_Instructions to follow_:
Extract all lines containing "length".

_Chart and figure data_:
····················
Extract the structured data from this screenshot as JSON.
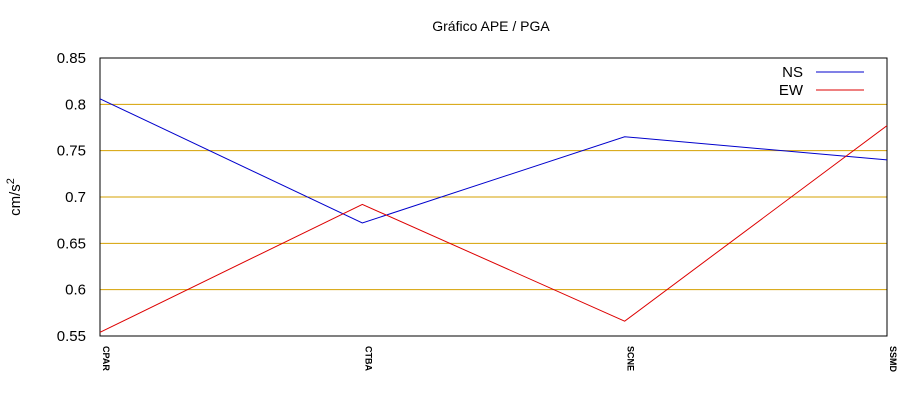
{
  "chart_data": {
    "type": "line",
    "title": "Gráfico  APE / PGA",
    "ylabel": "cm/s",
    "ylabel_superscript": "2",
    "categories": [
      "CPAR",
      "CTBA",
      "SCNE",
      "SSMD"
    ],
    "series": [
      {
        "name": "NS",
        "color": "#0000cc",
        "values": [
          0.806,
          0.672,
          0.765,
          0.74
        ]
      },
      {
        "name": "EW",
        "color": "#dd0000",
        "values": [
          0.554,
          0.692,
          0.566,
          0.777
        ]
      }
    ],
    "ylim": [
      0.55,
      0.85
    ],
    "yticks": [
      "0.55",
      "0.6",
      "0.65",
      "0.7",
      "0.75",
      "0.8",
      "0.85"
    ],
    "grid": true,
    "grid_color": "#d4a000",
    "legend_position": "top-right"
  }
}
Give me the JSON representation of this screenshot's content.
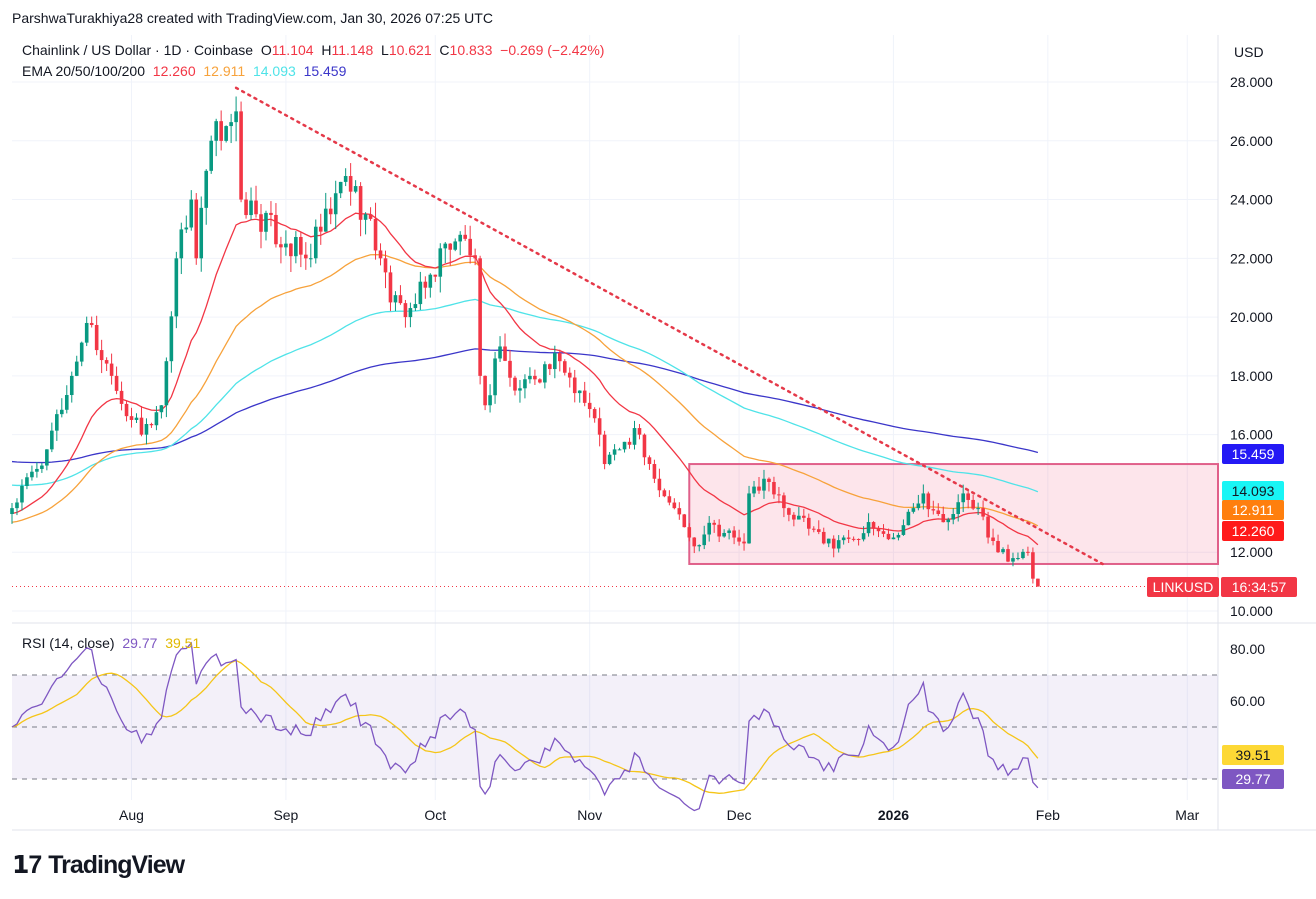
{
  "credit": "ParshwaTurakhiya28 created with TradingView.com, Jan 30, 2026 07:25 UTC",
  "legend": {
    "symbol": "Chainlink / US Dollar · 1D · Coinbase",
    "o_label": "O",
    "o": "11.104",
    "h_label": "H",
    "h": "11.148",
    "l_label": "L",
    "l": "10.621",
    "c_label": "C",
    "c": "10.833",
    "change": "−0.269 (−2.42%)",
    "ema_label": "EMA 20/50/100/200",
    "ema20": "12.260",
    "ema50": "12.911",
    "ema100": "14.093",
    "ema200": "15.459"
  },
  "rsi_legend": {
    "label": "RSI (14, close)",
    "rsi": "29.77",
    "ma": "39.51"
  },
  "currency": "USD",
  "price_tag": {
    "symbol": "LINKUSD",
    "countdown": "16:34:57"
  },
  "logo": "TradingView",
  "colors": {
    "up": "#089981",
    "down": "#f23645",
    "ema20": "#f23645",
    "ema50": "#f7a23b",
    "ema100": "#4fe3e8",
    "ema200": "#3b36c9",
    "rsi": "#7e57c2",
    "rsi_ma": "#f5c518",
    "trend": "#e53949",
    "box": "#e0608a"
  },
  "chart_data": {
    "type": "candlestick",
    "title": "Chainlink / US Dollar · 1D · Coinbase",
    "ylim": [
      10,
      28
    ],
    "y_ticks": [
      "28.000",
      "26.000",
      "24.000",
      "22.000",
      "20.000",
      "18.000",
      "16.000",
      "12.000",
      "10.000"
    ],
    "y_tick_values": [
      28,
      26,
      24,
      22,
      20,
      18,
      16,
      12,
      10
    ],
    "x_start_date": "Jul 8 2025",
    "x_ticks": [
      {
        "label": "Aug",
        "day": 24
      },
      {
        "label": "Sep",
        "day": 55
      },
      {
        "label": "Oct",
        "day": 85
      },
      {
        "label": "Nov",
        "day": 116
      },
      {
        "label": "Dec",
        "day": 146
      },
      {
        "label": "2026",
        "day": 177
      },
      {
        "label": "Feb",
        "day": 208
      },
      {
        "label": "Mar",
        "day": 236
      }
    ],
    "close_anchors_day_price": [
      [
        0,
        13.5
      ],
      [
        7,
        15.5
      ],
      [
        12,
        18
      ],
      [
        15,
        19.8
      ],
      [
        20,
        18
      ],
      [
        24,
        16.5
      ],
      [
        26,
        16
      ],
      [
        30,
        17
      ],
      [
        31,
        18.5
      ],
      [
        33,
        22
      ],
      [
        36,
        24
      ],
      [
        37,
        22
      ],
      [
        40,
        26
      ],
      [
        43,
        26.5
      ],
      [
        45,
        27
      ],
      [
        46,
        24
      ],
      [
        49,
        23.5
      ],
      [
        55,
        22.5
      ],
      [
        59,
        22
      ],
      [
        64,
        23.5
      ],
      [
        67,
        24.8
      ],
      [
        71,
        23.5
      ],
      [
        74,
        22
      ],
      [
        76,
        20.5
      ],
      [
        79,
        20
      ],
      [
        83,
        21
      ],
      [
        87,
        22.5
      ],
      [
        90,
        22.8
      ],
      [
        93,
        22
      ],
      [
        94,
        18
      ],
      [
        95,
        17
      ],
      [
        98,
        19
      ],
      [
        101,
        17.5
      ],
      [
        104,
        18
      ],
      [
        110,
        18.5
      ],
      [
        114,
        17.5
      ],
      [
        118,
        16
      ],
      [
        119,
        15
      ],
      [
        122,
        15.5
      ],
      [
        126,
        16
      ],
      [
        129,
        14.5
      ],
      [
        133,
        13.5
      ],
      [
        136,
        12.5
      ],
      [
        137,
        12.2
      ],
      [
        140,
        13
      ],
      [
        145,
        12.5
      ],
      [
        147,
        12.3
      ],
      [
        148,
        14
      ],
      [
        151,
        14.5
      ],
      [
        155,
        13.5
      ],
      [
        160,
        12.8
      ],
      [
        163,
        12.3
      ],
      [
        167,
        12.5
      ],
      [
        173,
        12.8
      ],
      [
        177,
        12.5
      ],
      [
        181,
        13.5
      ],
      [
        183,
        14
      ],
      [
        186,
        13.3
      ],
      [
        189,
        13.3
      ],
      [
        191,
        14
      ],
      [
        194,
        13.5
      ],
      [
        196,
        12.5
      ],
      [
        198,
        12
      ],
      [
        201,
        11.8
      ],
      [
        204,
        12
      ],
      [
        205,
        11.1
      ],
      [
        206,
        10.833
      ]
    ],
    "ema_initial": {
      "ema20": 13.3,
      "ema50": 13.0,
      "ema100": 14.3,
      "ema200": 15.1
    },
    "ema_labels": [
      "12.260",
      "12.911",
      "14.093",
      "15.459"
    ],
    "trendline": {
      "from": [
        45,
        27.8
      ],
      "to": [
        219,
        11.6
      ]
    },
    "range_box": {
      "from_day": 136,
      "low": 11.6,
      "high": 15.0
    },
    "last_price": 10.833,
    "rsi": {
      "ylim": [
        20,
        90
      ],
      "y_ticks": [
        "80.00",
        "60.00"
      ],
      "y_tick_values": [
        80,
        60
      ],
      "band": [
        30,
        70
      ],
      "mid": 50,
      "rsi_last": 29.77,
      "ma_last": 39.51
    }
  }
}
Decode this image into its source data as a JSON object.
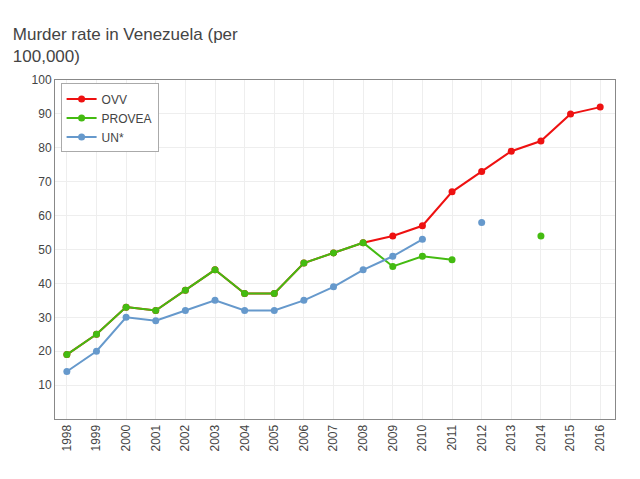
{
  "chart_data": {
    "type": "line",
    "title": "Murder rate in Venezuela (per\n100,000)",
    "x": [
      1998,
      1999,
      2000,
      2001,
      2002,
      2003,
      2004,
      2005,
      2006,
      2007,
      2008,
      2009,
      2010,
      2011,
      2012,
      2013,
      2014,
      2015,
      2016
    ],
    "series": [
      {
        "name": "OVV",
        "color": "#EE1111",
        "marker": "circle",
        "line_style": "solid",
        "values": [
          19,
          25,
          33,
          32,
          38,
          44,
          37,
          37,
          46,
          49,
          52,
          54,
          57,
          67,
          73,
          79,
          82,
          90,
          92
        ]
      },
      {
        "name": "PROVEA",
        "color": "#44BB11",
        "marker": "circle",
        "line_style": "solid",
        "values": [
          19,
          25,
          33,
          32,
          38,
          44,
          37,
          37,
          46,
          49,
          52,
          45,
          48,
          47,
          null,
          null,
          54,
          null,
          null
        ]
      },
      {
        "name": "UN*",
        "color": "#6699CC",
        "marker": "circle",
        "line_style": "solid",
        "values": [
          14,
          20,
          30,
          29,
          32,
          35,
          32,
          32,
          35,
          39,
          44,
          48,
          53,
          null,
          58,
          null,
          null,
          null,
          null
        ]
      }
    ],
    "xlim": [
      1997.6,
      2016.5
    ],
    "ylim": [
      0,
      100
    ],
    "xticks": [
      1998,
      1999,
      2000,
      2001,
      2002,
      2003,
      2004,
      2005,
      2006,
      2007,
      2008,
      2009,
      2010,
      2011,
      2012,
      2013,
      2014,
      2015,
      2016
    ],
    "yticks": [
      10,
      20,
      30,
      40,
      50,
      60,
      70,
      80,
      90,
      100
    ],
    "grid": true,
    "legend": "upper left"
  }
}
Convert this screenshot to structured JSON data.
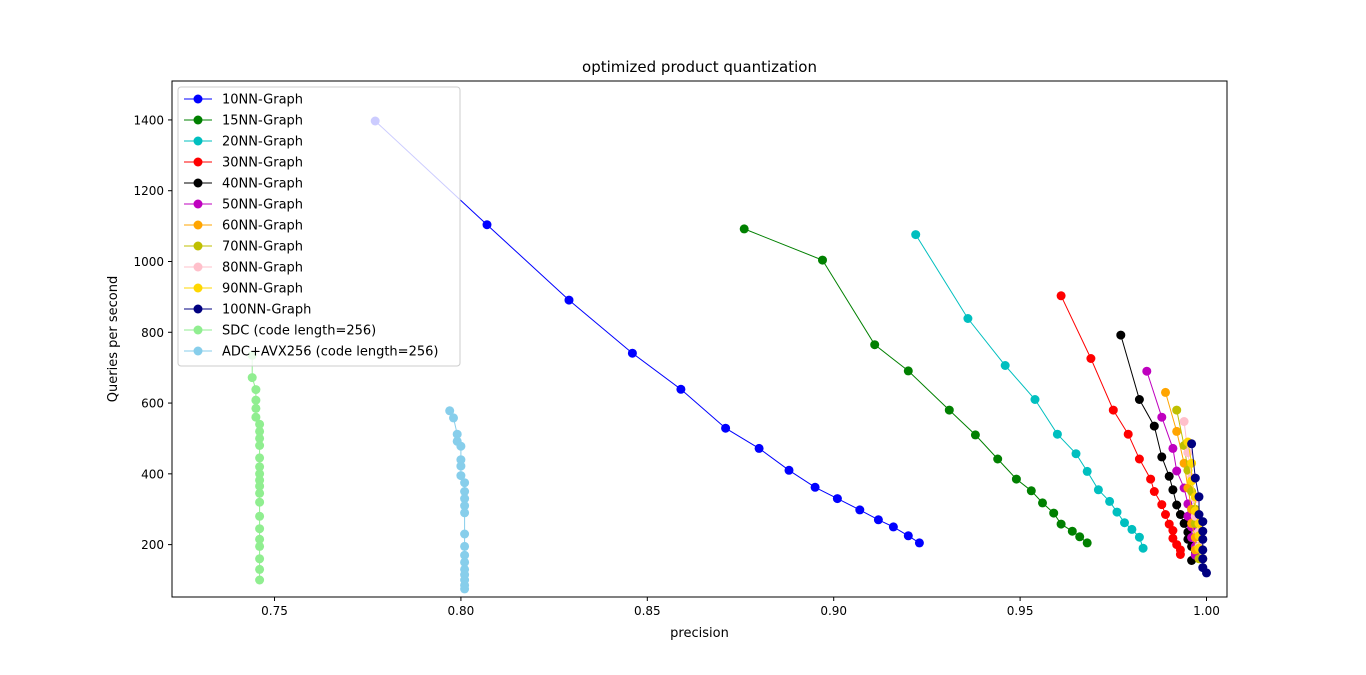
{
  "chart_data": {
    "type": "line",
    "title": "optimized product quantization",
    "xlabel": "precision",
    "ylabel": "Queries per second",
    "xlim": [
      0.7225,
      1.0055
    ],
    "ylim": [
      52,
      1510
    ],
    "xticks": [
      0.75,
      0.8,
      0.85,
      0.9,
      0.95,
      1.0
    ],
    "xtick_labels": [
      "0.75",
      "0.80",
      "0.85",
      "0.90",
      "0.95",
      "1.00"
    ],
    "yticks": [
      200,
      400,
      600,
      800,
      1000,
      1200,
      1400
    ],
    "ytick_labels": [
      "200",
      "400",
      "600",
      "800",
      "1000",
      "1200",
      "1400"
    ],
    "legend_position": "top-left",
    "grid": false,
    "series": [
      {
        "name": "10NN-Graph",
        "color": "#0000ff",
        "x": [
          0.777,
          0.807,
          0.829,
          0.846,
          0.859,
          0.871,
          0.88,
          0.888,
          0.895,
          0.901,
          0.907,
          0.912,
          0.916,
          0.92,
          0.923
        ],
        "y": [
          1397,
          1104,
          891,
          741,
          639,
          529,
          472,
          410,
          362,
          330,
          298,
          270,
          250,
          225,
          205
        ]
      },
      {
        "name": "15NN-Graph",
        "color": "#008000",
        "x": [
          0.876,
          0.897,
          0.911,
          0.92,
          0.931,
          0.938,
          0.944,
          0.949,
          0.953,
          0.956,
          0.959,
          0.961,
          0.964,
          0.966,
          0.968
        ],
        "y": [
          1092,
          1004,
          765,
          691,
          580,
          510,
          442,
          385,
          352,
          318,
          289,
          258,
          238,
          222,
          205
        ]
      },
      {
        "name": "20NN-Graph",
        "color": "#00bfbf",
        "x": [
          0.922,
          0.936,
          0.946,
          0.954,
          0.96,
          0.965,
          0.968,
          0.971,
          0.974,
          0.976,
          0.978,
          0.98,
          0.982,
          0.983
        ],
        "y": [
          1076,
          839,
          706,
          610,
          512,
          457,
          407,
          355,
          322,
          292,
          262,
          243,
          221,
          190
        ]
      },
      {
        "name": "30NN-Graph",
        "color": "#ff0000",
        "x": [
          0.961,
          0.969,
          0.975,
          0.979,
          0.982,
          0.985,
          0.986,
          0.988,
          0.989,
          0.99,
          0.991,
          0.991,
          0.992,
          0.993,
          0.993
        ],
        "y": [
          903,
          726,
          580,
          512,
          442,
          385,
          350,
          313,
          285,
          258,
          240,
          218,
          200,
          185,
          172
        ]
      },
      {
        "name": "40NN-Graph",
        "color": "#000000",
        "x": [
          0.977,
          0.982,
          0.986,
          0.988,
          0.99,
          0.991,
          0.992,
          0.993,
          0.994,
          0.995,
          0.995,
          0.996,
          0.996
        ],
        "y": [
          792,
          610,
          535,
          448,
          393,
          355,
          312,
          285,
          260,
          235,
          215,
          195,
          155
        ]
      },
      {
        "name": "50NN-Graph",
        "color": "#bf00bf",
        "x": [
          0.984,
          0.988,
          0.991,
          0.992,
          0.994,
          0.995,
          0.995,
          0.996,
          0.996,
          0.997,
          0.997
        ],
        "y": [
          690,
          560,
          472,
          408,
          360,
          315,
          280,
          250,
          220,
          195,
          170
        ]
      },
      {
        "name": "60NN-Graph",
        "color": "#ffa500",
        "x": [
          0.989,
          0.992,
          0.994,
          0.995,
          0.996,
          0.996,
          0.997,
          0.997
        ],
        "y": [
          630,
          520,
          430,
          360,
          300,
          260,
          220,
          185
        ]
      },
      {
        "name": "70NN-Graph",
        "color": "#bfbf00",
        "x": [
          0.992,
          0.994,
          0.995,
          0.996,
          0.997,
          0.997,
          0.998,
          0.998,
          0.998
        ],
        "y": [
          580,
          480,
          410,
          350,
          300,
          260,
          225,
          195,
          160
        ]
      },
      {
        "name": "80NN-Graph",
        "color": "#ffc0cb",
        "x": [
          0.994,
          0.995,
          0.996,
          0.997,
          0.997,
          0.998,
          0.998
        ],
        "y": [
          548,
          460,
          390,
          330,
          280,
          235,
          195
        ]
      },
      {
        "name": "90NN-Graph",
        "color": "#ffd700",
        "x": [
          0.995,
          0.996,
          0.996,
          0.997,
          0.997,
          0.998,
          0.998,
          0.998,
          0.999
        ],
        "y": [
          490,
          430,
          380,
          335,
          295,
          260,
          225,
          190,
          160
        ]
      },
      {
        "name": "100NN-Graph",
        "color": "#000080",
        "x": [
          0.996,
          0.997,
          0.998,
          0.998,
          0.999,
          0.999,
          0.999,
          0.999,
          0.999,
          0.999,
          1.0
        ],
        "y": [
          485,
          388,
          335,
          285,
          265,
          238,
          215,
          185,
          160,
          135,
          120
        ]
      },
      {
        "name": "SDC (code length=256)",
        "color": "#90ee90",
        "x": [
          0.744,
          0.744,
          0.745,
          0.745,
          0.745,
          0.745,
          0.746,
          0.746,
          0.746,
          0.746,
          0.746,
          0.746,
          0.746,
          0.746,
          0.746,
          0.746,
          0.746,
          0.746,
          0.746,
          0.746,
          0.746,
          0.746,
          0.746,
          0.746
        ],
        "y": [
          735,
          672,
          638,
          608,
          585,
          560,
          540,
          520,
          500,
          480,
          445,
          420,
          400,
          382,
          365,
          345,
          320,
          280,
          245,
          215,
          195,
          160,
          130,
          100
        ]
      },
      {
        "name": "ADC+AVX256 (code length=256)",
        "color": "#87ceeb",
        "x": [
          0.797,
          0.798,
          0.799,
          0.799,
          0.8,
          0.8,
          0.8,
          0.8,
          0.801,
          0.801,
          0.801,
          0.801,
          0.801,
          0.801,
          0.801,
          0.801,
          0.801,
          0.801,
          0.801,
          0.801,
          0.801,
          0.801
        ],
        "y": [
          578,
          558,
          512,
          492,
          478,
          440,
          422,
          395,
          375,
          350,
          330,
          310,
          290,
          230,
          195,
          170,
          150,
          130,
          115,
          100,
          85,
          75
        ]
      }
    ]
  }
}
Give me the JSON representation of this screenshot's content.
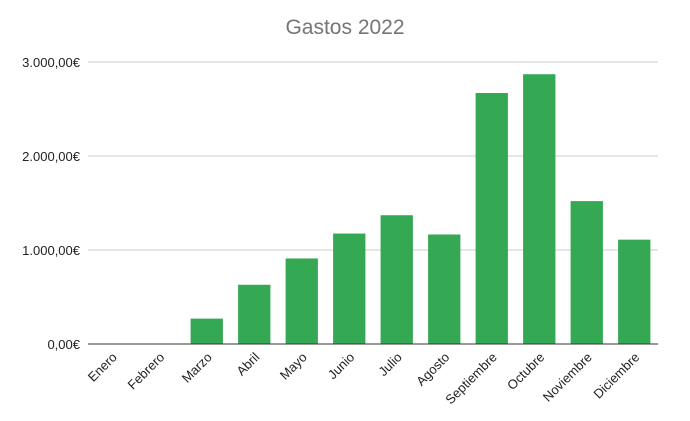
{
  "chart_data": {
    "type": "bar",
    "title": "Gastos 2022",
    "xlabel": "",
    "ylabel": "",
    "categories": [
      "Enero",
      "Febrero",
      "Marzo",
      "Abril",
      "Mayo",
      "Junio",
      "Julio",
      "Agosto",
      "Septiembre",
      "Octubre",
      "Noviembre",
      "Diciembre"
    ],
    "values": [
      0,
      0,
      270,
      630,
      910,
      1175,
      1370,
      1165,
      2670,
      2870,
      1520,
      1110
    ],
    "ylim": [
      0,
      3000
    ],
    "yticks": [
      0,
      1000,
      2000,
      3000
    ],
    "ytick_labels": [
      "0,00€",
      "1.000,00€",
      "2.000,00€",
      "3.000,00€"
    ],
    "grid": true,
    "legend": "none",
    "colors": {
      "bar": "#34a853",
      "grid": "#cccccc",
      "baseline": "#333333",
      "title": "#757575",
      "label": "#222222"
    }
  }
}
····················
_Answer to the problem_:
        "name": "SDC (code length=256)",
        "name": "ADC+AVX256 (code length=256)",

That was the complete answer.